→ DIRECTIVE: Reproduce the listing that follows with no differences at all.

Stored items
# # # # #
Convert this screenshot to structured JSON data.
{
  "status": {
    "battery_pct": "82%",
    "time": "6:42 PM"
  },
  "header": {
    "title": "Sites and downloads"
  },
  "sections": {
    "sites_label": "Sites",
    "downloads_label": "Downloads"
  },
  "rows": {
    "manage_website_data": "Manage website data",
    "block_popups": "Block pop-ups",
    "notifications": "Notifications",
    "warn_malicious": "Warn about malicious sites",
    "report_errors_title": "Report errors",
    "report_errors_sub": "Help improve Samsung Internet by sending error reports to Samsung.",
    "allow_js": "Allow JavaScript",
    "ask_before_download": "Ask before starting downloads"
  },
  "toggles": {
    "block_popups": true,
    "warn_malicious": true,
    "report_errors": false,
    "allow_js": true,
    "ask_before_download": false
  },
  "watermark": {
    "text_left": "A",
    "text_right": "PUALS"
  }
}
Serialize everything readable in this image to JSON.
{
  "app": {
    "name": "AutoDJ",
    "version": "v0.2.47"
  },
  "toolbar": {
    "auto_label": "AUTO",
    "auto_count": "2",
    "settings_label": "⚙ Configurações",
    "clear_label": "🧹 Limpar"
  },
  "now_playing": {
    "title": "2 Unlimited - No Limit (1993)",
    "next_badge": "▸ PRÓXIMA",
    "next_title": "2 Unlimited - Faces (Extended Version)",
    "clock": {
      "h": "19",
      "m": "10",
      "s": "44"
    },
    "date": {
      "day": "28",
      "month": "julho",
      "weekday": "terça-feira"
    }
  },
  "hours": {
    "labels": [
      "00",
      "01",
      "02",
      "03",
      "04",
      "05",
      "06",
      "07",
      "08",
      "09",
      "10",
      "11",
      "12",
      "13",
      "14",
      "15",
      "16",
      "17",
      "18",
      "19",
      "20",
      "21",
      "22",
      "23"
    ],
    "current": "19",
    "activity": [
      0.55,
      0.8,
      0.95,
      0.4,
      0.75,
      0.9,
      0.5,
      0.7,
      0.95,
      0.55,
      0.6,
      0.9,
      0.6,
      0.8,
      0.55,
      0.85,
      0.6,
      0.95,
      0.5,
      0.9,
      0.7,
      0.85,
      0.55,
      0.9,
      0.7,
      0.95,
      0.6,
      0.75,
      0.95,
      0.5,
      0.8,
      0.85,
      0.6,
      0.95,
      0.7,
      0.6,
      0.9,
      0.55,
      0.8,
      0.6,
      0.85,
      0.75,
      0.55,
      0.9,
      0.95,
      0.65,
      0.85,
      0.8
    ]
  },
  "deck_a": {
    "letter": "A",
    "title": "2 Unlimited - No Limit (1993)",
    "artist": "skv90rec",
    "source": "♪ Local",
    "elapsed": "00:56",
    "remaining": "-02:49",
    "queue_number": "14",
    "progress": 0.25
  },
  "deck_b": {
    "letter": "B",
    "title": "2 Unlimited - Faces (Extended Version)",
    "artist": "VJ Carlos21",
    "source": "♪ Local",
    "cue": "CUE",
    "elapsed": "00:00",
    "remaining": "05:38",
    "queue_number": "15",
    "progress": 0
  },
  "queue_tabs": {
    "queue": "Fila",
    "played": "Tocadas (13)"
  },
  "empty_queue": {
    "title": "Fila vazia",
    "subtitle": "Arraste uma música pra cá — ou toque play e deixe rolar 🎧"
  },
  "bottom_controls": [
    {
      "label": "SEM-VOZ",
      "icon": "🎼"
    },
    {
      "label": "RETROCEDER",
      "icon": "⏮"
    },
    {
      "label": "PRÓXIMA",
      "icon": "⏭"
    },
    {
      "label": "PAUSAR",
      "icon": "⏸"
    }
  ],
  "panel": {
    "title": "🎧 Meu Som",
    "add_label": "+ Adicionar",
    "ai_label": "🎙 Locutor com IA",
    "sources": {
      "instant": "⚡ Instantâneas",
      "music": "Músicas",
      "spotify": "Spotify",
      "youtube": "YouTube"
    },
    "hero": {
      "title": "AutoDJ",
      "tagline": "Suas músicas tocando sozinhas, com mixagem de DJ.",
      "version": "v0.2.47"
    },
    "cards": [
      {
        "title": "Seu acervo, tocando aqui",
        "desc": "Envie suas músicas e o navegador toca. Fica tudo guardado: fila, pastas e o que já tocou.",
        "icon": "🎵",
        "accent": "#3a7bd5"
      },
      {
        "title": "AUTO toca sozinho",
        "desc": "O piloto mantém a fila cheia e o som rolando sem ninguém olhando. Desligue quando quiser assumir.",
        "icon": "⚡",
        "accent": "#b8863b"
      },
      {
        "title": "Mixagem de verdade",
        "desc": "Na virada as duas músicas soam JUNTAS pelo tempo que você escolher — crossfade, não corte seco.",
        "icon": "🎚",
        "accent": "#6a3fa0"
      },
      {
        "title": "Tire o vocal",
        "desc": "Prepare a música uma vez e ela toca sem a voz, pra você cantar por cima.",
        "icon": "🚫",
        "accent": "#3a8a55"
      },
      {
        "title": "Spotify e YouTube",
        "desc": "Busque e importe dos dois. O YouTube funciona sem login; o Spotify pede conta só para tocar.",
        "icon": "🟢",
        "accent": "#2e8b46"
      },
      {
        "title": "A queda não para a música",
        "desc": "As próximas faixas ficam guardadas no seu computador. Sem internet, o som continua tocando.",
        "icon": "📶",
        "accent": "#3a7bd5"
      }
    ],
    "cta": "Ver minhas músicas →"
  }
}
# # # # #
→ SOLUTION TO THIS PROBLEM:
Convert this screenshot to structured JSON data.
{
  "status": {
    "battery_pct": "82%",
    "time": "6:42 PM"
  },
  "header": {
    "title": "Sites and downloads"
  },
  "sections": {
    "sites_label": "Sites",
    "downloads_label": "Downloads"
  },
  "rows": {
    "manage_website_data": "Manage website data",
    "block_popups": "Block pop-ups",
    "notifications": "Notifications",
    "warn_malicious": "Warn about malicious sites",
    "report_errors_title": "Report errors",
    "report_errors_sub": "Help improve Samsung Internet by sending error reports to Samsung.",
    "allow_js": "Allow JavaScript",
    "ask_before_download": "Ask before starting downloads"
  },
  "toggles": {
    "block_popups": true,
    "warn_malicious": true,
    "report_errors": false,
    "allow_js": true,
    "ask_before_download": false
  },
  "watermark": {
    "text_left": "A",
    "text_right": "PUALS"
  }
}
Serialize everything readable in this image to JSON.
{
  "app": {
    "name": "AutoDJ",
    "version": "v0.2.47"
  },
  "toolbar": {
    "auto_label": "AUTO",
    "auto_count": "2",
    "settings_label": "⚙ Configurações",
    "clear_label": "🧹 Limpar"
  },
  "now_playing": {
    "title": "2 Unlimited - No Limit (1993)",
    "next_badge": "▸ PRÓXIMA",
    "next_title": "2 Unlimited - Faces (Extended Version)",
    "clock": {
      "h": "19",
      "m": "10",
      "s": "44"
    },
    "date": {
      "day": "28",
      "month": "julho",
      "weekday": "terça-feira"
    }
  },
  "hours": {
    "labels": [
      "00",
      "01",
      "02",
      "03",
      "04",
      "05",
      "06",
      "07",
      "08",
      "09",
      "10",
      "11",
      "12",
      "13",
      "14",
      "15",
      "16",
      "17",
      "18",
      "19",
      "20",
      "21",
      "22",
      "23"
    ],
    "current": "19",
    "activity": [
      0.55,
      0.8,
      0.95,
      0.4,
      0.75,
      0.9,
      0.5,
      0.7,
      0.95,
      0.55,
      0.6,
      0.9,
      0.6,
      0.8,
      0.55,
      0.85,
      0.6,
      0.95,
      0.5,
      0.9,
      0.7,
      0.85,
      0.55,
      0.9,
      0.7,
      0.95,
      0.6,
      0.75,
      0.95,
      0.5,
      0.8,
      0.85,
      0.6,
      0.95,
      0.7,
      0.6,
      0.9,
      0.55,
      0.8,
      0.6,
      0.85,
      0.75,
      0.55,
      0.9,
      0.95,
      0.65,
      0.85,
      0.8
    ]
  },
  "deck_a": {
    "letter": "A",
    "title": "2 Unlimited - No Limit (1993)",
    "artist": "skv90rec",
    "source": "♪ Local",
    "elapsed": "00:56",
    "remaining": "-02:49",
    "queue_number": "14",
    "progress": 0.25
  },
  "deck_b": {
    "letter": "B",
    "title": "2 Unlimited - Faces (Extended Version)",
    "artist": "VJ Carlos21",
    "source": "♪ Local",
    "cue": "CUE",
    "elapsed": "00:00",
    "remaining": "05:38",
    "queue_number": "15",
    "progress": 0
  },
  "queue_tabs": {
    "queue": "Fila",
    "played": "Tocadas (13)"
  },
  "empty_queue": {
    "title": "Fila vazia",
    "subtitle": "Arraste uma música pra cá — ou toque play e deixe rolar 🎧"
  },
  "bottom_controls": [
    {
      "label": "SEM-VOZ",
      "icon": "🎼"
    },
    {
      "label": "RETROCEDER",
      "icon": "⏮"
    },
    {
      "label": "PRÓXIMA",
      "icon": "⏭"
    },
    {
      "label": "PAUSAR",
      "icon": "⏸"
    }
  ],
  "panel": {
    "title": "🎧 Meu Som",
    "add_label": "+ Adicionar",
    "ai_label": "🎙 Locutor com IA",
    "sources": {
      "instant": "⚡ Instantâneas",
      "music": "Músicas",
      "spotify": "Spotify",
      "youtube": "YouTube"
    },
    "hero": {
      "title": "AutoDJ",
      "tagline": "Suas músicas tocando sozinhas, com mixagem de DJ.",
      "version": "v0.2.47"
    },
    "cards": [
      {
        "title": "Seu acervo, tocando aqui",
        "desc": "Envie suas músicas e o navegador toca. Fica tudo guardado: fila, pastas e o que já tocou.",
        "icon": "🎵",
        "accent": "#3a7bd5"
      },
      {
        "title": "AUTO toca sozinho",
        "desc": "O piloto mantém a fila cheia e o som rolando sem ninguém olhando. Desligue quando quiser assumir.",
        "icon": "⚡",
        "accent": "#b8863b"
      },
      {
        "title": "Mixagem de verdade",
        "desc": "Na virada as duas músicas soam JUNTAS pelo tempo que você escolher — crossfade, não corte seco.",
        "icon": "🎚",
        "accent": "#6a3fa0"
      },
      {
        "title": "Tire o vocal",
        "desc": "Prepare a música uma vez e ela toca sem a voz, pra você cantar por cima.",
        "icon": "🚫",
        "accent": "#3a8a55"
      },
      {
        "title": "Spotify e YouTube",
        "desc": "Busque e importe dos dois. O YouTube funciona sem login; o Spotify pede conta só para tocar.",
        "icon": "🟢",
        "accent": "#2e8b46"
      },
      {
        "title": "A queda não para a música",
        "desc": "As próximas faixas ficam guardadas no seu computador. Sem internet, o som continua tocando.",
        "icon": "📶",
        "accent": "#3a7bd5"
      }
    ],
    "cta": "Ver minhas músicas →"
  }
}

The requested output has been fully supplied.